Exercise prompt: Check each line of the records for "name"; collect those that have it.

Record extracts:
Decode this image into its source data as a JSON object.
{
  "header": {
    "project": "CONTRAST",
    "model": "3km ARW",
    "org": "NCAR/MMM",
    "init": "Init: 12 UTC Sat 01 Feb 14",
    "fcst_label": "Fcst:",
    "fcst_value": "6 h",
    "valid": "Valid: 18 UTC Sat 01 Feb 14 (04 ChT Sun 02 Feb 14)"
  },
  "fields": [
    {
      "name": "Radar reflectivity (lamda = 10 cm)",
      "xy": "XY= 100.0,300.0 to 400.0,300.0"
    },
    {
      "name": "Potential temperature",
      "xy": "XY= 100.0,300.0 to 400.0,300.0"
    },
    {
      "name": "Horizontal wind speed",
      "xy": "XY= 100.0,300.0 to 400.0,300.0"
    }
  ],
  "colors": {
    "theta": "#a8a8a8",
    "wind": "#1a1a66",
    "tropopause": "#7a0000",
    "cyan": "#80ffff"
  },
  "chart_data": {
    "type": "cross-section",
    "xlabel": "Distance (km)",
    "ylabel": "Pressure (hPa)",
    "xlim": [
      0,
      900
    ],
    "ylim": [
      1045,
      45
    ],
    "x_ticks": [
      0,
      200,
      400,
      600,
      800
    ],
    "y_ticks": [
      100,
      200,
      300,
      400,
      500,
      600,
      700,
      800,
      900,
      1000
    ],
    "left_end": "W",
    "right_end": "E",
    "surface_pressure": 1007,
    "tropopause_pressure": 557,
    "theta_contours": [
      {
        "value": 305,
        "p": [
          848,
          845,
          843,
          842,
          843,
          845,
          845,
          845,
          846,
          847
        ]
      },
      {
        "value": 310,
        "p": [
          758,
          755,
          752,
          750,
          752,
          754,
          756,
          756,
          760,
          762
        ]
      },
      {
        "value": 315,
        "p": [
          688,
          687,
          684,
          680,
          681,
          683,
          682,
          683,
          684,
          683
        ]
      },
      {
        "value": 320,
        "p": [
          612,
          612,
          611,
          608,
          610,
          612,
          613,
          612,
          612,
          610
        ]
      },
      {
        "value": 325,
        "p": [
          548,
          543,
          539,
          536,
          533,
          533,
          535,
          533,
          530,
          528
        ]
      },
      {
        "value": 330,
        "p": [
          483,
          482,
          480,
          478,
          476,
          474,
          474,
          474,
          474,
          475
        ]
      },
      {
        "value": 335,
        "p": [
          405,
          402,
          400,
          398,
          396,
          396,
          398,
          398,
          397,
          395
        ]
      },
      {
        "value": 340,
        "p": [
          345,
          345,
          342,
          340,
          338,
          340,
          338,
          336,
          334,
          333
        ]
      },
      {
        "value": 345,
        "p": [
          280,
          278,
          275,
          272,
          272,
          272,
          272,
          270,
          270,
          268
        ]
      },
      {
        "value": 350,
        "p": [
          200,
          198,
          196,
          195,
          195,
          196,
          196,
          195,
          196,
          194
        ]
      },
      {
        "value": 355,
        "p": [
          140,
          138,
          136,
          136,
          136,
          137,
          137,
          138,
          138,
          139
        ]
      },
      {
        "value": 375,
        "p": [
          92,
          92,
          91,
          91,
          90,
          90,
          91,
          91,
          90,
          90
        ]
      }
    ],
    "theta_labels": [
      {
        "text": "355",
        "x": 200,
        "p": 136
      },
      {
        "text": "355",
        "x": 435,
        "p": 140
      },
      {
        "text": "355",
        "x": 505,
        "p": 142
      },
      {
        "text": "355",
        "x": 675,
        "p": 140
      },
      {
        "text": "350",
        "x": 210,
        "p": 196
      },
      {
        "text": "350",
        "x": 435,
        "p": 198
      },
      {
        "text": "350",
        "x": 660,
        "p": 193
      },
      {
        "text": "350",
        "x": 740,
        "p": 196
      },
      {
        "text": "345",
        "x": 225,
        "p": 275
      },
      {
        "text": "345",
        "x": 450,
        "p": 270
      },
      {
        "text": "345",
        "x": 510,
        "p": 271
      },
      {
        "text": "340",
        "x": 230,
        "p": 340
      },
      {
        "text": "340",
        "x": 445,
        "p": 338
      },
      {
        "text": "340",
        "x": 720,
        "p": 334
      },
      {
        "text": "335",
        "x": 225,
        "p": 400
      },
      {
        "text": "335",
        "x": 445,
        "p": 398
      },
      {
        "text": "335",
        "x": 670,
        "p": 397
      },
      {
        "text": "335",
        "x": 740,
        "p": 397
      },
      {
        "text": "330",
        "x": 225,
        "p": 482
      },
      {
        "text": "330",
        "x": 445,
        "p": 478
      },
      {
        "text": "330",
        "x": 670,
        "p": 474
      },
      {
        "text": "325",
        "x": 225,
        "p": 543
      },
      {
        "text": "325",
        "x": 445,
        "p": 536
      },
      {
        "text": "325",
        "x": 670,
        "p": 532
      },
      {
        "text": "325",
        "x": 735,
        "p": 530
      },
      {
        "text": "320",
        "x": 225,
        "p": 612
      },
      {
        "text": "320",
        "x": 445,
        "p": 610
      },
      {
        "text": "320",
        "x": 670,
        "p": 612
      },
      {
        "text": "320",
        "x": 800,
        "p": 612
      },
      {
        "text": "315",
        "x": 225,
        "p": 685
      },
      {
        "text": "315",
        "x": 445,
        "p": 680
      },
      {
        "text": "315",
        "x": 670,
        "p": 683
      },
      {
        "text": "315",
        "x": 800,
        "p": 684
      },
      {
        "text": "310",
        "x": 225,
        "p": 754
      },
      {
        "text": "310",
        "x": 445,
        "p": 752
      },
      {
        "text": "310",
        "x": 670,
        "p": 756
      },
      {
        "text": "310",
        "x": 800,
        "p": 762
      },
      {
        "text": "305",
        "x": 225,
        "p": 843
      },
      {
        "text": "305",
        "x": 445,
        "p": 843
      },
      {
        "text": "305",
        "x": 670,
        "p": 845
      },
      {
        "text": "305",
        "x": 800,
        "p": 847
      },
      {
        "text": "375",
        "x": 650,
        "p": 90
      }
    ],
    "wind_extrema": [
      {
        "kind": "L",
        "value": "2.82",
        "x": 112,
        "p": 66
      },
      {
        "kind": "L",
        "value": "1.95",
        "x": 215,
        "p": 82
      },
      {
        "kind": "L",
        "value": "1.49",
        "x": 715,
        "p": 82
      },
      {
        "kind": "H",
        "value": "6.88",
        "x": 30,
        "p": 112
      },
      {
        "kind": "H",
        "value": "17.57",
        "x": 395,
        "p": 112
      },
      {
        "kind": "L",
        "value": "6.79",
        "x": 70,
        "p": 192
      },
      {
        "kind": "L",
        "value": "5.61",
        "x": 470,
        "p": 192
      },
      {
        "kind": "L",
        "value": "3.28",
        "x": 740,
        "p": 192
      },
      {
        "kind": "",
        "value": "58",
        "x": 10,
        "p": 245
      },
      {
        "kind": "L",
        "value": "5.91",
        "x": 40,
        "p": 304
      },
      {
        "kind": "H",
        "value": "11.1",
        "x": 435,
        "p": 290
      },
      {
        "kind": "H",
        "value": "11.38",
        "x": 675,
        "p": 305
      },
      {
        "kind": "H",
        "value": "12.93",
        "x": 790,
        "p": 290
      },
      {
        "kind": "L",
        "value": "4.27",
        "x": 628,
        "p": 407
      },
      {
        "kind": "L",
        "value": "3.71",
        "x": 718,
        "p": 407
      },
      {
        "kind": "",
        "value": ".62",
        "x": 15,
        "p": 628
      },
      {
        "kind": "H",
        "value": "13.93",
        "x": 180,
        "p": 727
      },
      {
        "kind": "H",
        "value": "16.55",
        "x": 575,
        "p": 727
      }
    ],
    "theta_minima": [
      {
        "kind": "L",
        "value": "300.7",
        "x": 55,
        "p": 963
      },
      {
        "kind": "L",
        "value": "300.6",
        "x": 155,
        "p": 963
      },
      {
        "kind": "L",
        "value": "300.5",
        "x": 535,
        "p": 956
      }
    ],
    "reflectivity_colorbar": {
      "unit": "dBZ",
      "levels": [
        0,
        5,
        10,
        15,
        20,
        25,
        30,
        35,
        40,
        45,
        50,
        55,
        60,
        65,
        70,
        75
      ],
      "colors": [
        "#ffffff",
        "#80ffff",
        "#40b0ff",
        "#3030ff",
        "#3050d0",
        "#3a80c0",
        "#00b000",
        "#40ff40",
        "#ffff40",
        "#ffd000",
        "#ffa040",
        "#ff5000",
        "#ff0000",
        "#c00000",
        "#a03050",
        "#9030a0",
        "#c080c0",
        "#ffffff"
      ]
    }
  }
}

Task response:
      "name": "Radar reflectivity (lamda = 10 cm)",
      "name": "Potential temperature",
      "name": "Horizontal wind speed",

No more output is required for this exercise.